(Dataset entries on figures)
● ● ● ●
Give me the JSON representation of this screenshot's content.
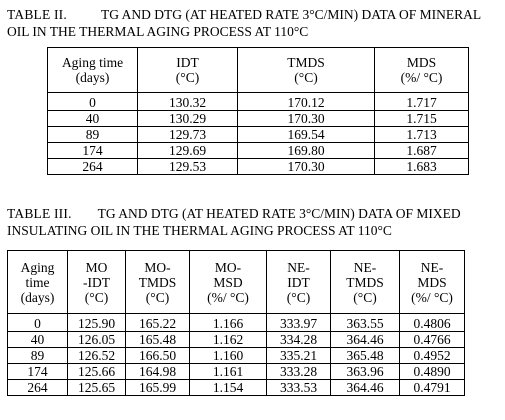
{
  "table2": {
    "label": "TABLE II.",
    "caption_line1": "TG AND DTG (AT HEATED RATE 3°C/MIN) DATA OF MINERAL",
    "caption_line2": "OIL IN THE THERMAL AGING PROCESS AT 110°C",
    "headers": [
      [
        "Aging time",
        "(days)"
      ],
      [
        "IDT",
        "(°C)"
      ],
      [
        "TMDS",
        "(°C)"
      ],
      [
        "MDS",
        "(%/ °C)"
      ]
    ],
    "rows": [
      [
        "0",
        "130.32",
        "170.12",
        "1.717"
      ],
      [
        "40",
        "130.29",
        "170.30",
        "1.715"
      ],
      [
        "89",
        "129.73",
        "169.54",
        "1.713"
      ],
      [
        "174",
        "129.69",
        "169.80",
        "1.687"
      ],
      [
        "264",
        "129.53",
        "170.30",
        "1.683"
      ]
    ]
  },
  "table3": {
    "label": "TABLE III.",
    "caption_line1": "TG AND DTG (AT HEATED RATE 3°C/MIN) DATA OF MIXED",
    "caption_line2": "INSULATING OIL IN THE THERMAL AGING PROCESS AT 110°C",
    "headers": [
      [
        "Aging",
        "time",
        "(days)"
      ],
      [
        "MO",
        "-IDT",
        "(°C)"
      ],
      [
        "MO-",
        "TMDS",
        "(°C)"
      ],
      [
        "MO-",
        "MSD",
        "(%/ °C)"
      ],
      [
        "NE-",
        "IDT",
        "(°C)"
      ],
      [
        "NE-",
        "TMDS",
        "(°C)"
      ],
      [
        "NE-",
        "MDS",
        "(%/ °C)"
      ]
    ],
    "rows": [
      [
        "0",
        "125.90",
        "165.22",
        "1.166",
        "333.97",
        "363.55",
        "0.4806"
      ],
      [
        "40",
        "126.05",
        "165.48",
        "1.162",
        "334.28",
        "364.46",
        "0.4766"
      ],
      [
        "89",
        "126.52",
        "166.50",
        "1.160",
        "335.21",
        "365.48",
        "0.4952"
      ],
      [
        "174",
        "125.66",
        "164.98",
        "1.161",
        "333.28",
        "363.96",
        "0.4890"
      ],
      [
        "264",
        "125.65",
        "165.99",
        "1.154",
        "333.53",
        "364.46",
        "0.4791"
      ]
    ]
  }
}
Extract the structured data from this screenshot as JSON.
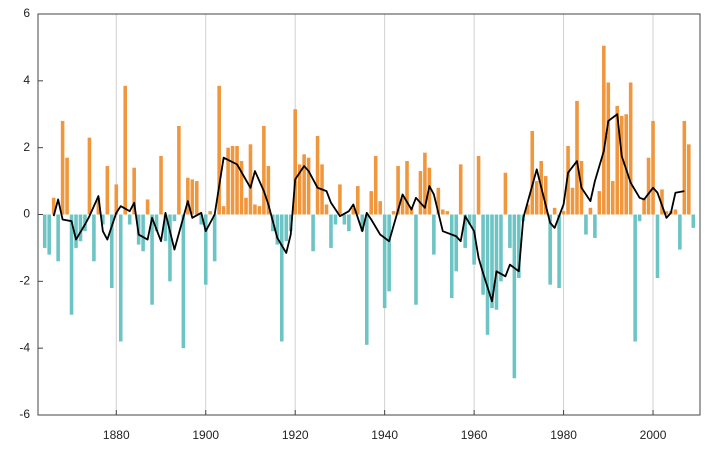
{
  "chart_data": {
    "type": "bar",
    "colors": {
      "positive": "#f0963c",
      "negative": "#6cc4c4"
    },
    "xlim": [
      1862.5,
      2010.5
    ],
    "xticks": [
      1880,
      1900,
      1920,
      1940,
      1960,
      1980,
      2000
    ],
    "ylim": [
      -6,
      6
    ],
    "yticks": [
      -6,
      -4,
      -2,
      0,
      2,
      4,
      6
    ],
    "grid": true,
    "series": [
      {
        "type": "bar",
        "x": [
          1864,
          1865,
          1866,
          1867,
          1868,
          1869,
          1870,
          1871,
          1872,
          1873,
          1874,
          1875,
          1876,
          1877,
          1878,
          1879,
          1880,
          1881,
          1882,
          1883,
          1884,
          1885,
          1886,
          1887,
          1888,
          1889,
          1890,
          1891,
          1892,
          1893,
          1894,
          1895,
          1896,
          1897,
          1898,
          1899,
          1900,
          1901,
          1902,
          1903,
          1904,
          1905,
          1906,
          1907,
          1908,
          1909,
          1910,
          1911,
          1912,
          1913,
          1914,
          1915,
          1916,
          1917,
          1918,
          1919,
          1920,
          1921,
          1922,
          1923,
          1924,
          1925,
          1926,
          1927,
          1928,
          1929,
          1930,
          1931,
          1932,
          1933,
          1934,
          1935,
          1936,
          1937,
          1938,
          1939,
          1940,
          1941,
          1942,
          1943,
          1944,
          1945,
          1946,
          1947,
          1948,
          1949,
          1950,
          1951,
          1952,
          1953,
          1954,
          1955,
          1956,
          1957,
          1958,
          1959,
          1960,
          1961,
          1962,
          1963,
          1964,
          1965,
          1966,
          1967,
          1968,
          1969,
          1970,
          1971,
          1972,
          1973,
          1974,
          1975,
          1976,
          1977,
          1978,
          1979,
          1980,
          1981,
          1982,
          1983,
          1984,
          1985,
          1986,
          1987,
          1988,
          1989,
          1990,
          1991,
          1992,
          1993,
          1994,
          1995,
          1996,
          1997,
          1998,
          1999,
          2000,
          2001,
          2002,
          2003,
          2004,
          2005,
          2006,
          2007,
          2008,
          2009
        ],
        "values": [
          -1.0,
          -1.2,
          0.5,
          -1.4,
          2.8,
          1.7,
          -3.0,
          -1.0,
          -0.8,
          -0.5,
          2.3,
          -1.4,
          0.5,
          -0.3,
          1.45,
          -2.2,
          0.9,
          -3.8,
          3.85,
          -0.3,
          1.4,
          -0.9,
          -1.1,
          0.45,
          -2.7,
          -0.5,
          1.75,
          -0.8,
          -2.0,
          -0.2,
          2.65,
          -4.0,
          1.1,
          1.05,
          1.0,
          -0.3,
          -2.1,
          0.1,
          -1.4,
          3.85,
          0.25,
          2.0,
          2.05,
          2.05,
          1.6,
          0.5,
          2.1,
          0.3,
          0.25,
          2.65,
          1.45,
          -0.5,
          -0.9,
          -3.8,
          -0.8,
          -0.5,
          3.15,
          1.5,
          1.8,
          1.7,
          -1.1,
          2.35,
          1.5,
          0.3,
          -1.0,
          -0.3,
          0.9,
          -0.3,
          -0.5,
          0.2,
          0.85,
          -0.5,
          -3.9,
          0.7,
          1.75,
          0.4,
          -2.8,
          -2.3,
          0.1,
          1.45,
          0.5,
          1.6,
          0.2,
          -2.7,
          1.3,
          1.85,
          1.4,
          -1.2,
          0.8,
          0.15,
          0.1,
          -2.5,
          -1.7,
          1.5,
          -1.0,
          -0.3,
          -1.5,
          1.75,
          -2.4,
          -3.6,
          -2.8,
          -2.85,
          -2.0,
          1.25,
          -1.0,
          -4.9,
          -1.9,
          -0.2,
          0.3,
          2.5,
          1.0,
          1.6,
          1.15,
          -2.1,
          0.2,
          -2.2,
          0.1,
          2.05,
          0.8,
          3.4,
          1.6,
          -0.6,
          0.2,
          -0.7,
          0.7,
          5.05,
          3.95,
          1.0,
          3.25,
          2.95,
          3.0,
          3.95,
          -3.8,
          -0.2,
          0.5,
          1.7,
          2.8,
          -1.9,
          0.75,
          0.1,
          0.1,
          0.15,
          -1.05,
          2.8,
          2.1,
          -0.4
        ]
      },
      {
        "type": "line",
        "color": "#000000",
        "x": [
          1866,
          1867,
          1868,
          1870,
          1871,
          1873,
          1874,
          1876,
          1877,
          1878,
          1880,
          1881,
          1883,
          1884,
          1885,
          1887,
          1888,
          1890,
          1891,
          1893,
          1896,
          1897,
          1899,
          1900,
          1902,
          1904,
          1907,
          1910,
          1911,
          1913,
          1914,
          1916,
          1918,
          1919,
          1920,
          1922,
          1923,
          1925,
          1927,
          1928,
          1930,
          1932,
          1933,
          1935,
          1936,
          1937,
          1939,
          1941,
          1944,
          1946,
          1947,
          1949,
          1950,
          1951,
          1953,
          1956,
          1957,
          1958,
          1960,
          1961,
          1962,
          1964,
          1965,
          1967,
          1968,
          1970,
          1971,
          1974,
          1977,
          1978,
          1980,
          1981,
          1983,
          1984,
          1986,
          1987,
          1989,
          1990,
          1992,
          1993,
          1995,
          1997,
          1998,
          2000,
          2001,
          2003,
          2004,
          2005,
          2007
        ],
        "values": [
          -0.05,
          0.45,
          -0.15,
          -0.2,
          -0.75,
          -0.3,
          -0.05,
          0.55,
          -0.5,
          -0.75,
          0.05,
          0.25,
          0.1,
          0.35,
          -0.6,
          -0.75,
          -0.1,
          -0.8,
          0.05,
          -1.05,
          0.4,
          -0.1,
          0.05,
          -0.5,
          0,
          1.7,
          1.5,
          0.8,
          1.3,
          0.7,
          0.3,
          -0.7,
          -1.15,
          -0.6,
          1.05,
          1.45,
          1.3,
          0.8,
          0.7,
          0.35,
          -0.05,
          0.1,
          0.3,
          -0.5,
          0.05,
          -0.15,
          -0.6,
          -0.8,
          0.6,
          0.15,
          0.5,
          0.2,
          0.85,
          0.6,
          -0.5,
          -0.65,
          -0.8,
          -0.05,
          -0.5,
          -1.3,
          -1.75,
          -2.6,
          -1.7,
          -1.85,
          -1.5,
          -1.7,
          -0.1,
          1.35,
          -0.25,
          -0.4,
          0.3,
          1.25,
          1.6,
          0.8,
          0.4,
          1.0,
          1.9,
          2.8,
          3.0,
          1.75,
          0.95,
          0.5,
          0.45,
          0.8,
          0.65,
          -0.1,
          0.05,
          0.65,
          0.7
        ]
      }
    ]
  }
}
● ● ● ●
(Description of the task) For each line above that contains the word "RATE", copy that line.

(Result for this task)
    "caption_line1": "TG AND DTG (AT HEATED RATE 3°C/MIN) DATA OF MINERAL",
    "caption_line1": "TG AND DTG (AT HEATED RATE 3°C/MIN) DATA OF MIXED",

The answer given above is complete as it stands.